- **Entries from a page text collection**:
****************************************
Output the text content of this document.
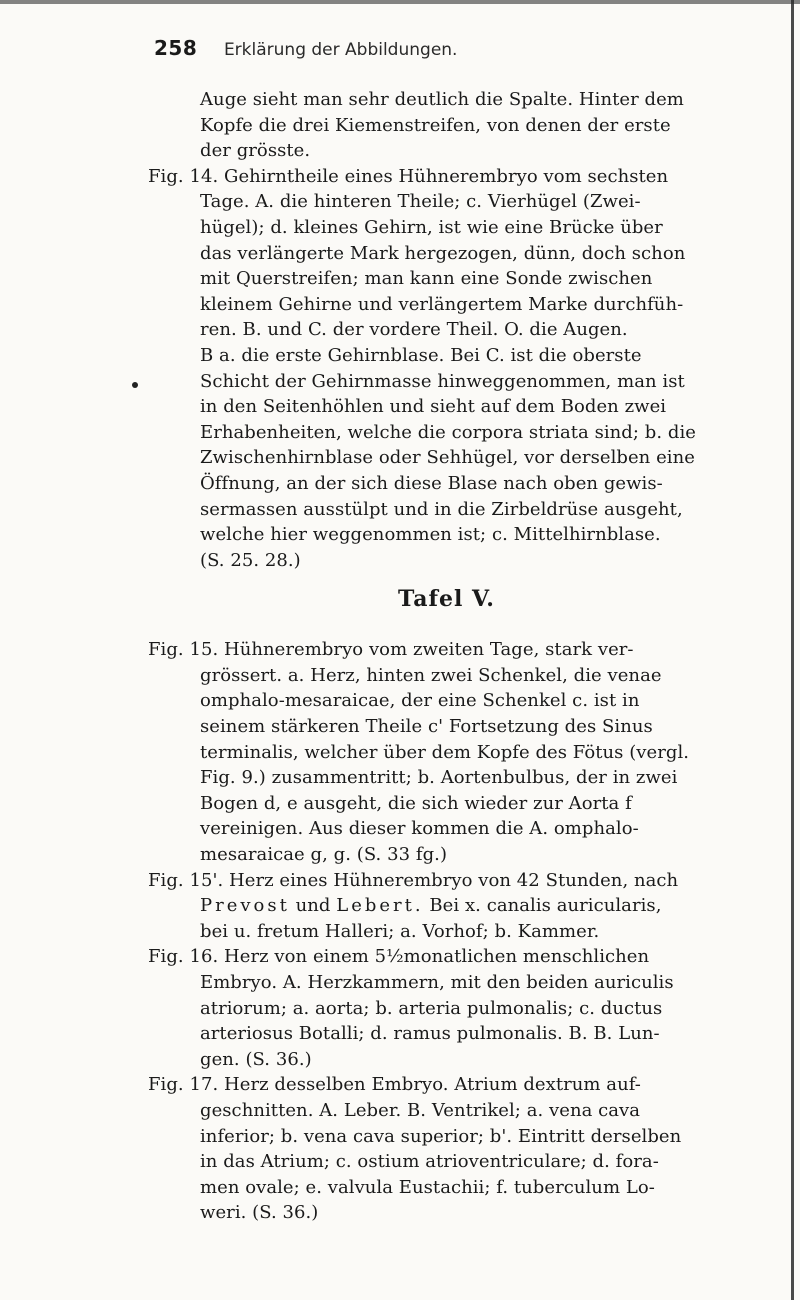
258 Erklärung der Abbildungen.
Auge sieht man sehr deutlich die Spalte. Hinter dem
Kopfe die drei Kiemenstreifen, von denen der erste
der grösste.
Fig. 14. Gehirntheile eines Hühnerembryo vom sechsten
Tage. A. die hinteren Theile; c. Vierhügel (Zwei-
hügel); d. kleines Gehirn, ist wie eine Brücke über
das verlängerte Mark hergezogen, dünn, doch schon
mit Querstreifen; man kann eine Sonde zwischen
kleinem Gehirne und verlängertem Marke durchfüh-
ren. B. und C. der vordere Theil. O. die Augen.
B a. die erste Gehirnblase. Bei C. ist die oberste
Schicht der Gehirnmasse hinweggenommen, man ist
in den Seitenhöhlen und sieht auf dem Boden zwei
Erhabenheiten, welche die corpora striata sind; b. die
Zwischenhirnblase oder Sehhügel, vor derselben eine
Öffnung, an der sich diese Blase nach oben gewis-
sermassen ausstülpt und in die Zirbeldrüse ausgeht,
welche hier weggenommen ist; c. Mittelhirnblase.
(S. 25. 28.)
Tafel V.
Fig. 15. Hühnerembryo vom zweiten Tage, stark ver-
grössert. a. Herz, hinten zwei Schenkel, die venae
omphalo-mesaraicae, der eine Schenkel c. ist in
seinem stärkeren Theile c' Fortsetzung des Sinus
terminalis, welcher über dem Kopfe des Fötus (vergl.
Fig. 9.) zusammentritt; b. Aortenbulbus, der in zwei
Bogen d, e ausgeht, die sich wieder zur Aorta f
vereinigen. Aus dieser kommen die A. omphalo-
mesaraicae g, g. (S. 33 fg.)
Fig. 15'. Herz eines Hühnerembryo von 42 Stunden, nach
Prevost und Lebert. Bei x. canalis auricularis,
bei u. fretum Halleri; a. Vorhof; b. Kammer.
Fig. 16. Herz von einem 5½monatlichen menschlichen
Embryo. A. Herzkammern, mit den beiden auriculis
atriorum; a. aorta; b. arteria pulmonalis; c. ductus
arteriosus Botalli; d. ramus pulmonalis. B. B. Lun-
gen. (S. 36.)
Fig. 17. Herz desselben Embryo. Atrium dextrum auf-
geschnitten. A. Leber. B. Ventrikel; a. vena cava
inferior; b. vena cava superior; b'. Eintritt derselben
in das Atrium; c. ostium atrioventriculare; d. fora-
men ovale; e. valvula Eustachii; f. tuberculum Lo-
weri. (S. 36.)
****************************************
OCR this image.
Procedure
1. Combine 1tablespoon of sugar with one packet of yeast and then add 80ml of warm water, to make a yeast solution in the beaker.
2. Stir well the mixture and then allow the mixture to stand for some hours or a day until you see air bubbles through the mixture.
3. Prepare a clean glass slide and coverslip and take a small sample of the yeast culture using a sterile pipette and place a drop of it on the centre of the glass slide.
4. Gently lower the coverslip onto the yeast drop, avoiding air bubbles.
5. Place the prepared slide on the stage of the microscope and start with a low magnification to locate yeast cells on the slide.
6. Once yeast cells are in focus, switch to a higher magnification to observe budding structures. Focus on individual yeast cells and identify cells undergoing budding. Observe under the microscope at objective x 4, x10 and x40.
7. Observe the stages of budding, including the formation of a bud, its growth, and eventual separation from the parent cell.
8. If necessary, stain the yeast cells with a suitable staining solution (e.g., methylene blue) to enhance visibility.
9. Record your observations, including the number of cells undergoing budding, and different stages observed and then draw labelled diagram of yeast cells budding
****************************************
- **Task brief**: Which lines in the records contain the word "nach"? Copy each one.

- **Reply to the exercise**:
Öffnung, an der sich diese Blase nach oben gewis-
Fig. 15'. Herz eines Hühnerembryo von 42 Stunden, nach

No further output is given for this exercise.